▶ What is required: Look through the data below. Show each line where the string "Mihály" occurs.
----- Data provided
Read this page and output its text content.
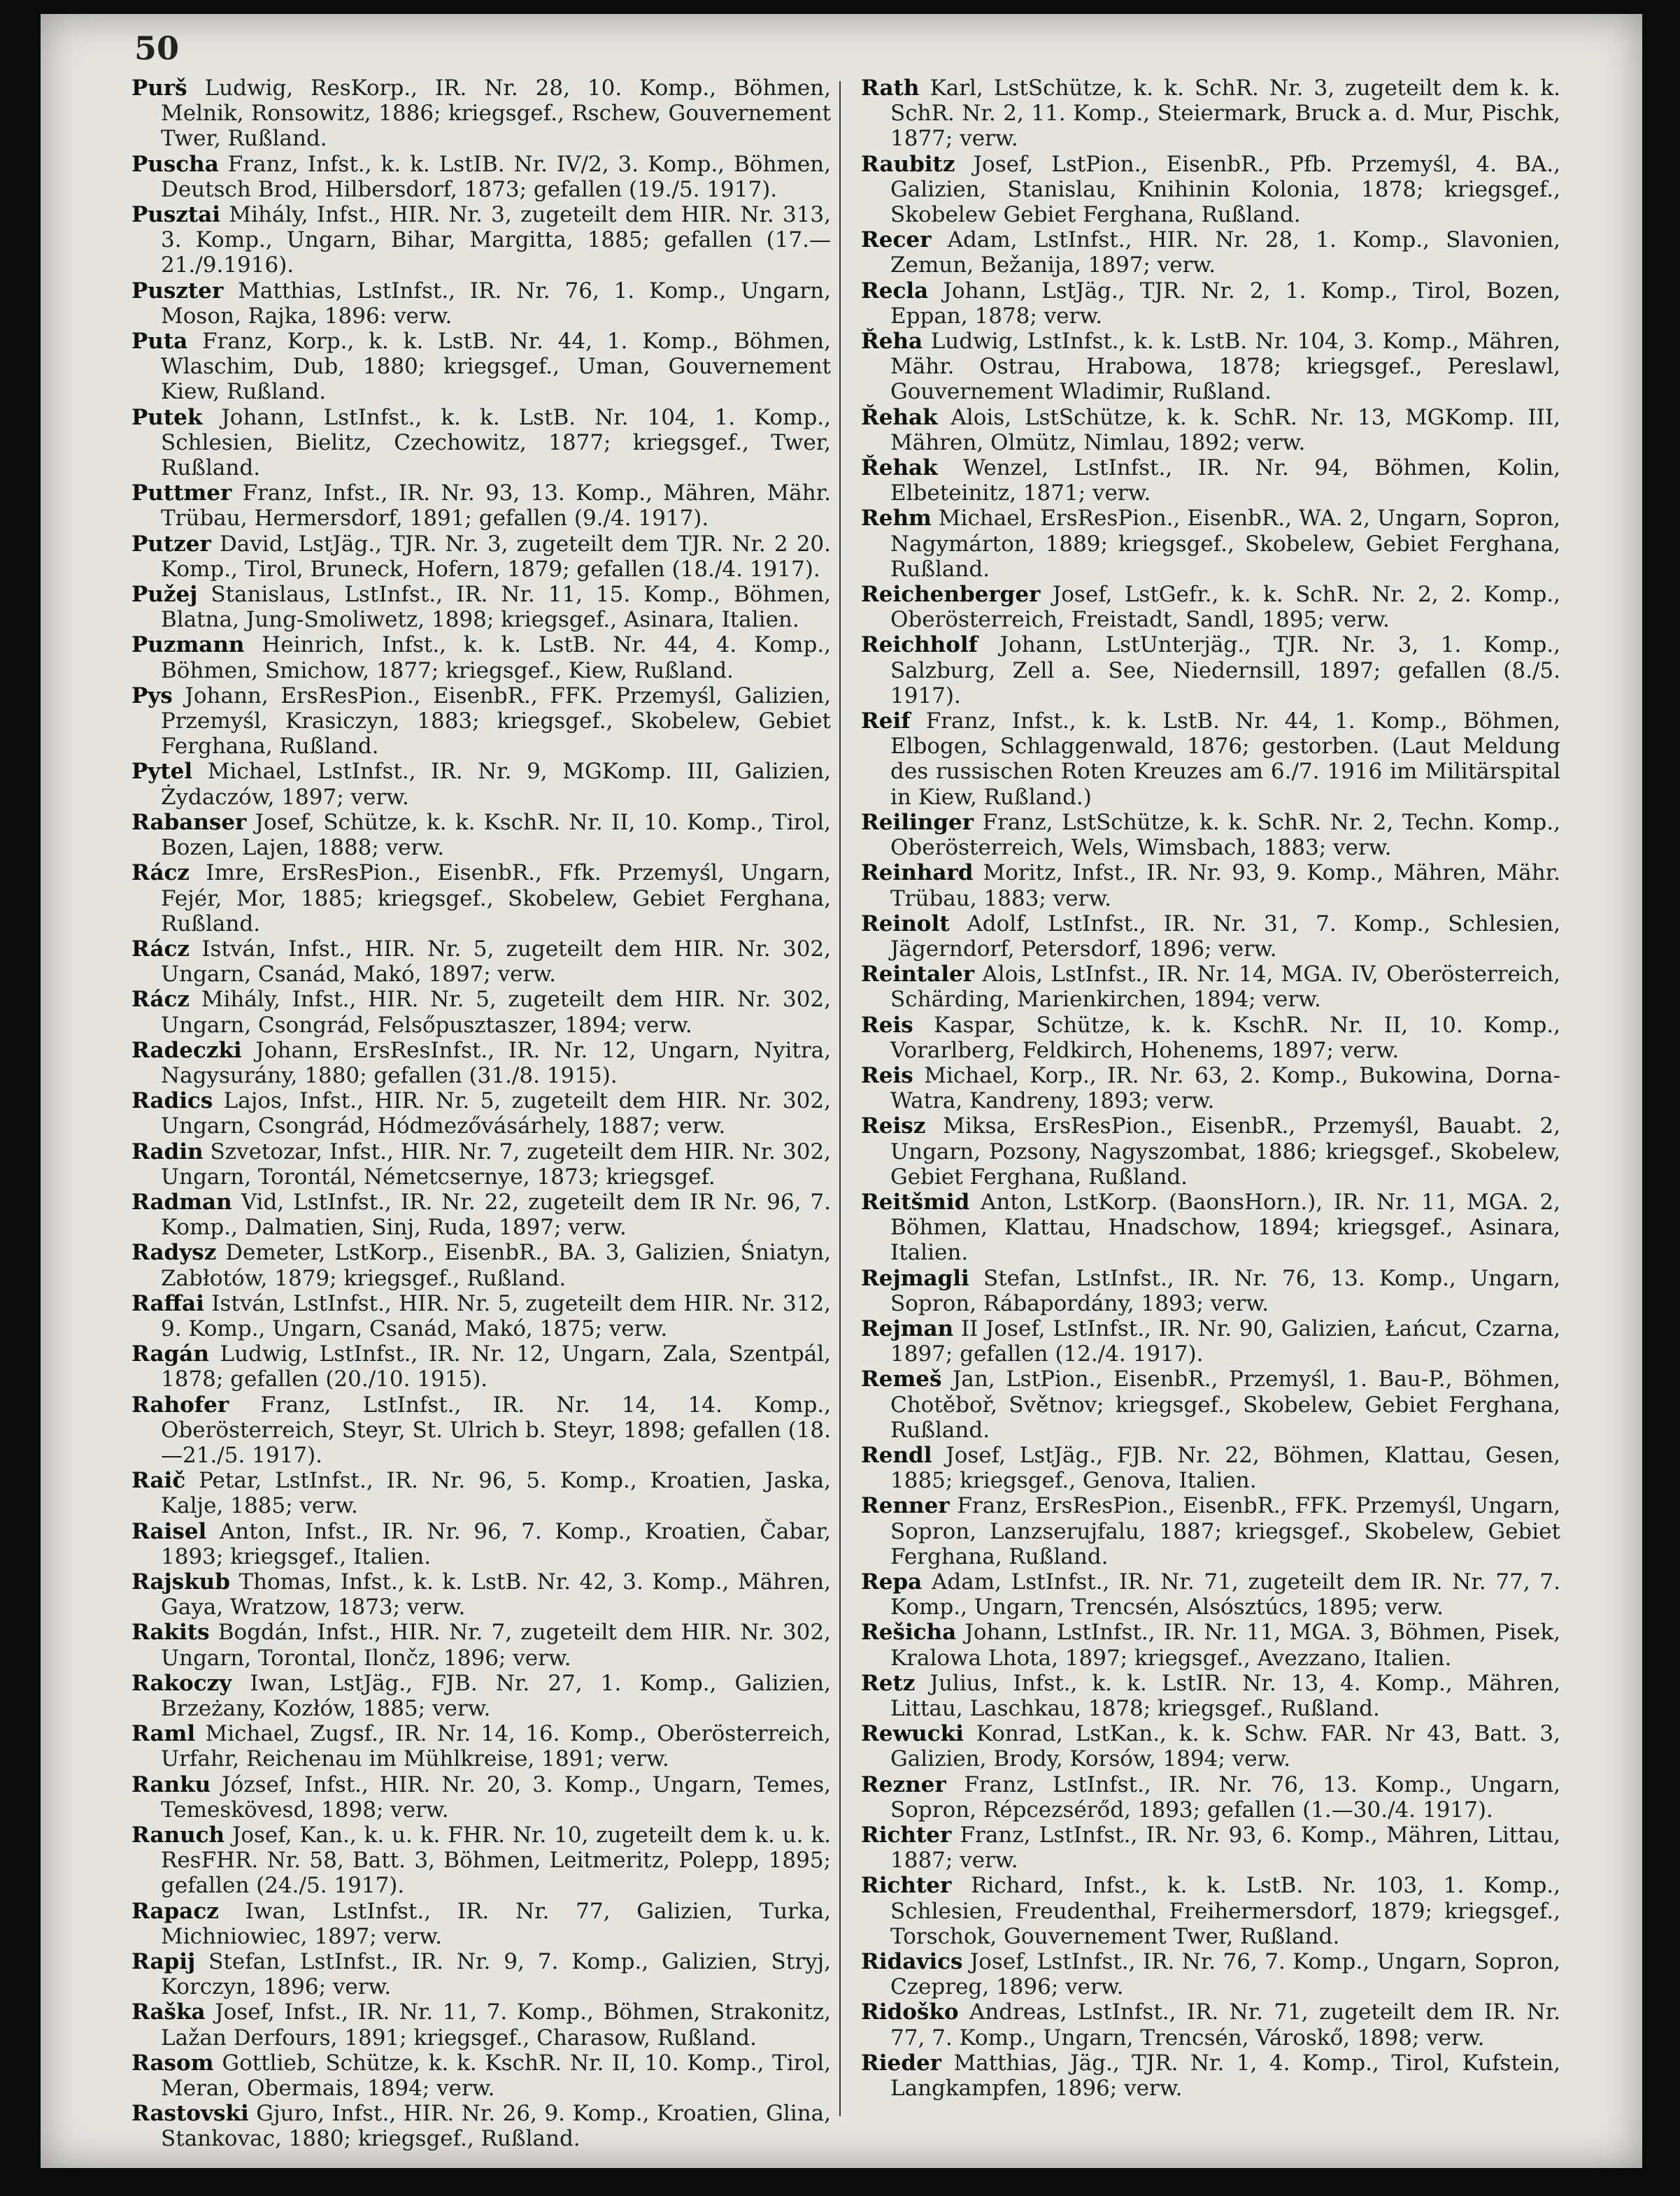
50

Purš Ludwig, ResKorp., IR. Nr. 28, 10. Komp., Böhmen, Melnik, Ronsowitz, 1886; kriegsgef., Rschew, Gouvernement Twer, Rußland.

Puscha Franz, Infst., k. k. LstIB. Nr. IV/2, 3. Komp., Böhmen, Deutsch Brod, Hilbersdorf, 1873; gefallen (19./5. 1917).

Pusztai Mihály, Infst., HIR. Nr. 3, zugeteilt dem HIR. Nr. 313, 3. Komp., Ungarn, Bihar, Margitta, 1885; gefallen (17.—21./9.1916).

Puszter Matthias, LstInfst., IR. Nr. 76, 1. Komp., Ungarn, Moson, Rajka, 1896: verw.

Puta Franz, Korp., k. k. LstB. Nr. 44, 1. Komp., Böhmen, Wlaschim, Dub, 1880; kriegsgef., Uman, Gouvernement Kiew, Rußland.

Putek Johann, LstInfst., k. k. LstB. Nr. 104, 1. Komp., Schlesien, Bielitz, Czechowitz, 1877; kriegsgef., Twer, Rußland.

Puttmer Franz, Infst., IR. Nr. 93, 13. Komp., Mähren, Mähr. Trübau, Hermersdorf, 1891; gefallen (9./4. 1917).

Putzer David, LstJäg., TJR. Nr. 3, zugeteilt dem TJR. Nr. 2 20. Komp., Tirol, Bruneck, Hofern, 1879; gefallen (18./4. 1917).

Pužej Stanislaus, LstInfst., IR. Nr. 11, 15. Komp., Böhmen, Blatna, Jung-Smoliwetz, 1898; kriegsgef., Asinara, Italien.

Puzmann Heinrich, Infst., k. k. LstB. Nr. 44, 4. Komp., Böhmen, Smichow, 1877; kriegsgef., Kiew, Rußland.

Pys Johann, ErsResPion., EisenbR., FFK. Przemyśl, Galizien, Przemyśl, Krasiczyn, 1883; kriegsgef., Skobelew, Gebiet Ferghana, Rußland.

Pytel Michael, LstInfst., IR. Nr. 9, MGKomp. III, Galizien, Żydaczów, 1897; verw.

Rabanser Josef, Schütze, k. k. KschR. Nr. II, 10. Komp., Tirol, Bozen, Lajen, 1888; verw.

Rácz Imre, ErsResPion., EisenbR., Ffk. Przemyśl, Ungarn, Fejér, Mor, 1885; kriegsgef., Skobelew, Gebiet Ferghana, Rußland.

Rácz István, Infst., HIR. Nr. 5, zugeteilt dem HIR. Nr. 302, Ungarn, Csanád, Makó, 1897; verw.

Rácz Mihály, Infst., HIR. Nr. 5, zugeteilt dem HIR. Nr. 302, Ungarn, Csongrád, Felsőpusztaszer, 1894; verw.

Radeczki Johann, ErsResInfst., IR. Nr. 12, Ungarn, Nyitra, Nagysurány, 1880; gefallen (31./8. 1915).

Radics Lajos, Infst., HIR. Nr. 5, zugeteilt dem HIR. Nr. 302, Ungarn, Csongrád, Hódmezővásárhely, 1887; verw.

Radin Szvetozar, Infst., HIR. Nr. 7, zugeteilt dem HIR. Nr. 302, Ungarn, Torontál, Németcsernye, 1873; kriegsgef.

Radman Vid, LstInfst., IR. Nr. 22, zugeteilt dem IR Nr. 96, 7. Komp., Dalmatien, Sinj, Ruda, 1897; verw.

Radysz Demeter, LstKorp., EisenbR., BA. 3, Galizien, Śniatyn, Zabłotów, 1879; kriegsgef., Rußland.

Raffai István, LstInfst., HIR. Nr. 5, zugeteilt dem HIR. Nr. 312, 9. Komp., Ungarn, Csanád, Makó, 1875; verw.

Ragán Ludwig, LstInfst., IR. Nr. 12, Ungarn, Zala, Szentpál, 1878; gefallen (20./10. 1915).

Rahofer Franz, LstInfst., IR. Nr. 14, 14. Komp., Oberösterreich, Steyr, St. Ulrich b. Steyr, 1898; gefallen (18.—21./5. 1917).

Raič Petar, LstInfst., IR. Nr. 96, 5. Komp., Kroatien, Jaska, Kalje, 1885; verw.

Raisel Anton, Infst., IR. Nr. 96, 7. Komp., Kroatien, Čabar, 1893; kriegsgef., Italien.

Rajskub Thomas, Infst., k. k. LstB. Nr. 42, 3. Komp., Mähren, Gaya, Wratzow, 1873; verw.

Rakits Bogdán, Infst., HIR. Nr. 7, zugeteilt dem HIR. Nr. 302, Ungarn, Torontal, Ilončz, 1896; verw.

Rakoczy Iwan, LstJäg., FJB. Nr. 27, 1. Komp., Galizien, Brzeżany, Kozłów, 1885; verw.

Raml Michael, Zugsf., IR. Nr. 14, 16. Komp., Oberösterreich, Urfahr, Reichenau im Mühlkreise, 1891; verw.

Ranku József, Infst., HIR. Nr. 20, 3. Komp., Ungarn, Temes, Temeskövesd, 1898; verw.

Ranuch Josef, Kan., k. u. k. FHR. Nr. 10, zugeteilt dem k. u. k. ResFHR. Nr. 58, Batt. 3, Böhmen, Leitmeritz, Polepp, 1895; gefallen (24./5. 1917).

Rapacz Iwan, LstInfst., IR. Nr. 77, Galizien, Turka, Michniowiec, 1897; verw.

Rapij Stefan, LstInfst., IR. Nr. 9, 7. Komp., Galizien, Stryj, Korczyn, 1896; verw.

Raška Josef, Infst., IR. Nr. 11, 7. Komp., Böhmen, Strakonitz, Lažan Derfours, 1891; kriegsgef., Charasow, Rußland.

Rasom Gottlieb, Schütze, k. k. KschR. Nr. II, 10. Komp., Tirol, Meran, Obermais, 1894; verw.

Rastovski Gjuro, Infst., HIR. Nr. 26, 9. Komp., Kroatien, Glina, Stankovac, 1880; kriegsgef., Rußland.

Rath Karl, LstSchütze, k. k. SchR. Nr. 3, zugeteilt dem k. k. SchR. Nr. 2, 11. Komp., Steiermark, Bruck a. d. Mur, Pischk, 1877; verw.

Raubitz Josef, LstPion., EisenbR., Pfb. Przemyśl, 4. BA., Galizien, Stanislau, Knihinin Kolonia, 1878; kriegsgef., Skobelew Gebiet Ferghana, Rußland.

Recer Adam, LstInfst., HIR. Nr. 28, 1. Komp., Slavonien, Zemun, Bežanija, 1897; verw.

Recla Johann, LstJäg., TJR. Nr. 2, 1. Komp., Tirol, Bozen, Eppan, 1878; verw.

Řeha Ludwig, LstInfst., k. k. LstB. Nr. 104, 3. Komp., Mähren, Mähr. Ostrau, Hrabowa, 1878; kriegsgef., Pereslawl, Gouvernement Wladimir, Rußland.

Řehak Alois, LstSchütze, k. k. SchR. Nr. 13, MGKomp. III, Mähren, Olmütz, Nimlau, 1892; verw.

Řehak Wenzel, LstInfst., IR. Nr. 94, Böhmen, Kolin, Elbeteinitz, 1871; verw.

Rehm Michael, ErsResPion., EisenbR., WA. 2, Ungarn, Sopron, Nagymárton, 1889; kriegsgef., Skobelew, Gebiet Ferghana, Rußland.

Reichenberger Josef, LstGefr., k. k. SchR. Nr. 2, 2. Komp., Oberösterreich, Freistadt, Sandl, 1895; verw.

Reichholf Johann, LstUnterjäg., TJR. Nr. 3, 1. Komp., Salzburg, Zell a. See, Niedernsill, 1897; gefallen (8./5. 1917).

Reif Franz, Infst., k. k. LstB. Nr. 44, 1. Komp., Böhmen, Elbogen, Schlaggenwald, 1876; gestorben. (Laut Meldung des russischen Roten Kreuzes am 6./7. 1916 im Militärspital in Kiew, Rußland.)

Reilinger Franz, LstSchütze, k. k. SchR. Nr. 2, Techn. Komp., Oberösterreich, Wels, Wimsbach, 1883; verw.

Reinhard Moritz, Infst., IR. Nr. 93, 9. Komp., Mähren, Mähr. Trübau, 1883; verw.

Reinolt Adolf, LstInfst., IR. Nr. 31, 7. Komp., Schlesien, Jägerndorf, Petersdorf, 1896; verw.

Reintaler Alois, LstInfst., IR. Nr. 14, MGA. IV, Oberösterreich, Schärding, Marienkirchen, 1894; verw.

Reis Kaspar, Schütze, k. k. KschR. Nr. II, 10. Komp., Vorarlberg, Feldkirch, Hohenems, 1897; verw.

Reis Michael, Korp., IR. Nr. 63, 2. Komp., Bukowina, Dorna-Watra, Kandreny, 1893; verw.

Reisz Miksa, ErsResPion., EisenbR., Przemyśl, Bauabt. 2, Ungarn, Pozsony, Nagyszombat, 1886; kriegsgef., Skobelew, Gebiet Ferghana, Rußland.

Reitšmid Anton, LstKorp. (BaonsHorn.), IR. Nr. 11, MGA. 2, Böhmen, Klattau, Hnadschow, 1894; kriegsgef., Asinara, Italien.

Rejmagli Stefan, LstInfst., IR. Nr. 76, 13. Komp., Ungarn, Sopron, Rábapordány, 1893; verw.

Rejman II Josef, LstInfst., IR. Nr. 90, Galizien, Łańcut, Czarna, 1897; gefallen (12./4. 1917).

Remeš Jan, LstPion., EisenbR., Przemyśl, 1. Bau-P., Böhmen, Chotěboř, Světnov; kriegsgef., Skobelew, Gebiet Ferghana, Rußland.

Rendl Josef, LstJäg., FJB. Nr. 22, Böhmen, Klattau, Gesen, 1885; kriegsgef., Genova, Italien.

Renner Franz, ErsResPion., EisenbR., FFK. Przemyśl, Ungarn, Sopron, Lanzserujfalu, 1887; kriegsgef., Skobelew, Gebiet Ferghana, Rußland.

Repa Adam, LstInfst., IR. Nr. 71, zugeteilt dem IR. Nr. 77, 7. Komp., Ungarn, Trencsén, Alsósztúcs, 1895; verw.

Rešicha Johann, LstInfst., IR. Nr. 11, MGA. 3, Böhmen, Pisek, Kralowa Lhota, 1897; kriegsgef., Avezzano, Italien.

Retz Julius, Infst., k. k. LstIR. Nr. 13, 4. Komp., Mähren, Littau, Laschkau, 1878; kriegsgef., Rußland.

Rewucki Konrad, LstKan., k. k. Schw. FAR. Nr 43, Batt. 3, Galizien, Brody, Korsów, 1894; verw.

Rezner Franz, LstInfst., IR. Nr. 76, 13. Komp., Ungarn, Sopron, Répcezsérőd, 1893; gefallen (1.—30./4. 1917).

Richter Franz, LstInfst., IR. Nr. 93, 6. Komp., Mähren, Littau, 1887; verw.

Richter Richard, Infst., k. k. LstB. Nr. 103, 1. Komp., Schlesien, Freudenthal, Freihermersdorf, 1879; kriegsgef., Torschok, Gouvernement Twer, Rußland.

Ridavics Josef, LstInfst., IR. Nr. 76, 7. Komp., Ungarn, Sopron, Czepreg, 1896; verw.

Ridoško Andreas, LstInfst., IR. Nr. 71, zugeteilt dem IR. Nr. 77, 7. Komp., Ungarn, Trencsén, Városkő, 1898; verw.

Rieder Matthias, Jäg., TJR. Nr. 1, 4. Komp., Tirol, Kufstein, Langkampfen, 1896; verw.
----------
▶ Task result:
Pusztai Mihály, Infst., HIR. Nr. 3, zugeteilt dem HIR. Nr. 313, 3. Komp., Ungarn, Bihar, Margitta, 1885; gefallen (17.—21./9.1916).
Rácz Mihály, Infst., HIR. Nr. 5, zugeteilt dem HIR. Nr. 302, Ungarn, Csongrád, Felsőpusztaszer, 1894; verw.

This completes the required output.